**Work to be completed:**
Print every line of the listing below unchanged, and leave any pictures out of your output.

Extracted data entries
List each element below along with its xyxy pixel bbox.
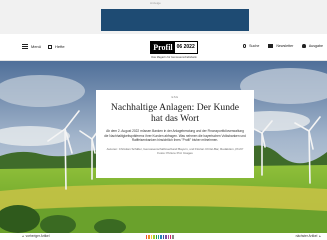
progress-segment[interactable]	[165, 234, 167, 239]
bottom-bar: ◂ vorheriger Artikel nächster Artikel ▸	[0, 233, 327, 240]
masthead-right: Suche Newsletter Ausgabe	[242, 44, 323, 48]
burger-icon[interactable]	[22, 44, 28, 49]
next-article-label: nächster Artikel	[295, 234, 318, 238]
grid-icon[interactable]	[48, 44, 53, 49]
logo-issue: 06 2022	[176, 44, 195, 50]
progress-segment[interactable]	[162, 234, 165, 239]
ad-banner[interactable]	[101, 9, 249, 31]
article-lead: Ab dem 2. August 2022 müssen Banken in d…	[104, 129, 246, 143]
logo[interactable]: Profil 06 2022 Das Magazin für Genossens…	[146, 37, 202, 59]
search-label[interactable]: Suche	[249, 44, 259, 48]
masthead-left: Menü Hefte	[22, 44, 65, 49]
search-icon[interactable]	[242, 44, 247, 48]
progress-segment[interactable]	[155, 234, 157, 239]
arrow-left-icon: ◂	[22, 234, 24, 238]
progress-segment[interactable]	[153, 234, 155, 239]
newsletter-label[interactable]: Newsletter	[276, 44, 293, 48]
logo-tagline: Das Magazin für Genossenschaftsbank	[151, 56, 197, 59]
progress-segment[interactable]	[160, 234, 162, 239]
ad-frame: Anzeige	[0, 0, 327, 34]
masthead: Menü Hefte Profil 06 2022 Das Magazin fü…	[0, 34, 327, 61]
issue-progress	[146, 234, 174, 239]
progress-segment[interactable]	[148, 234, 150, 239]
prev-article-label: vorheriger Artikel	[25, 234, 50, 238]
user-icon[interactable]	[302, 44, 306, 48]
logo-name: Profil	[151, 42, 175, 53]
next-article-link[interactable]: nächster Artikel ▸	[296, 234, 321, 238]
progress-segment[interactable]	[169, 234, 172, 239]
mail-icon[interactable]	[268, 44, 274, 48]
issues-label[interactable]: Hefte	[55, 44, 65, 49]
ad-label: Anzeige	[150, 1, 161, 5]
progress-segment[interactable]	[146, 234, 148, 239]
hero-image: ESG Nachhaltige Anlagen: Der Kunde hat d…	[0, 61, 327, 233]
article-headline: Nachhaltige Anlagen: Der Kunde hat das W…	[110, 102, 240, 124]
arrow-right-icon: ▸	[319, 234, 321, 238]
progress-segment[interactable]	[172, 234, 174, 239]
progress-segment[interactable]	[150, 234, 153, 239]
prev-article-link[interactable]: ◂ vorheriger Artikel	[22, 234, 50, 238]
progress-segment[interactable]	[167, 234, 169, 239]
article-authors: Autoren: Christian Schäfer, Genossenscha…	[106, 146, 244, 156]
article-kicker: ESG	[171, 95, 179, 99]
progress-segment[interactable]	[157, 234, 160, 239]
account-label[interactable]: Ausgabe	[309, 44, 323, 48]
article-card: ESG Nachhaltige Anlagen: Der Kunde hat d…	[96, 90, 254, 178]
menu-label[interactable]: Menü	[31, 44, 41, 49]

**Right answer:**
List each element below along with its xyxy pixel bbox.
progress-segment[interactable]	[165, 234, 167, 239]
bottom-bar: ◂ vorheriger Artikel nächster Artikel ▸	[0, 233, 327, 240]
masthead-right: Suche Newsletter Ausgabe	[242, 44, 323, 48]
burger-icon[interactable]	[22, 44, 28, 49]
next-article-label: nächster Artikel	[295, 234, 318, 238]
grid-icon[interactable]	[48, 44, 53, 49]
logo-issue: 06 2022	[176, 44, 195, 50]
progress-segment[interactable]	[162, 234, 165, 239]
ad-banner[interactable]	[101, 9, 249, 31]
article-lead: Ab dem 2. August 2022 müssen Banken in d…	[104, 129, 246, 143]
logo[interactable]: Profil 06 2022 Das Magazin für Genossens…	[146, 37, 202, 59]
search-label[interactable]: Suche	[249, 44, 259, 48]
masthead-left: Menü Hefte	[22, 44, 65, 49]
search-icon[interactable]	[242, 44, 247, 48]
progress-segment[interactable]	[155, 234, 157, 239]
arrow-left-icon: ◂	[22, 234, 24, 238]
progress-segment[interactable]	[153, 234, 155, 239]
newsletter-label[interactable]: Newsletter	[276, 44, 293, 48]
logo-tagline: Das Magazin für Genossenschaftsbank	[151, 56, 197, 59]
progress-segment[interactable]	[160, 234, 162, 239]
ad-frame: Anzeige	[0, 0, 327, 34]
masthead: Menü Hefte Profil 06 2022 Das Magazin fü…	[0, 34, 327, 61]
issue-progress	[146, 234, 174, 239]
progress-segment[interactable]	[148, 234, 150, 239]
prev-article-label: vorheriger Artikel	[25, 234, 50, 238]
user-icon[interactable]	[302, 44, 306, 48]
logo-name: Profil	[151, 42, 175, 53]
next-article-link[interactable]: nächster Artikel ▸	[296, 234, 321, 238]
progress-segment[interactable]	[169, 234, 172, 239]
mail-icon[interactable]	[268, 44, 274, 48]
issues-label[interactable]: Hefte	[55, 44, 65, 49]
ad-label: Anzeige	[150, 1, 161, 5]
progress-segment[interactable]	[146, 234, 148, 239]
hero-image: ESG Nachhaltige Anlagen: Der Kunde hat d…	[0, 61, 327, 233]
article-headline: Nachhaltige Anlagen: Der Kunde hat das W…	[110, 102, 240, 124]
arrow-right-icon: ▸	[319, 234, 321, 238]
progress-segment[interactable]	[172, 234, 174, 239]
progress-segment[interactable]	[150, 234, 153, 239]
prev-article-link[interactable]: ◂ vorheriger Artikel	[22, 234, 50, 238]
progress-segment[interactable]	[167, 234, 169, 239]
article-authors: Autoren: Christian Schäfer, Genossenscha…	[106, 146, 244, 156]
article-kicker: ESG	[171, 95, 179, 99]
progress-segment[interactable]	[157, 234, 160, 239]
account-label[interactable]: Ausgabe	[309, 44, 323, 48]
article-card: ESG Nachhaltige Anlagen: Der Kunde hat d…	[96, 90, 254, 178]
menu-label[interactable]: Menü	[31, 44, 41, 49]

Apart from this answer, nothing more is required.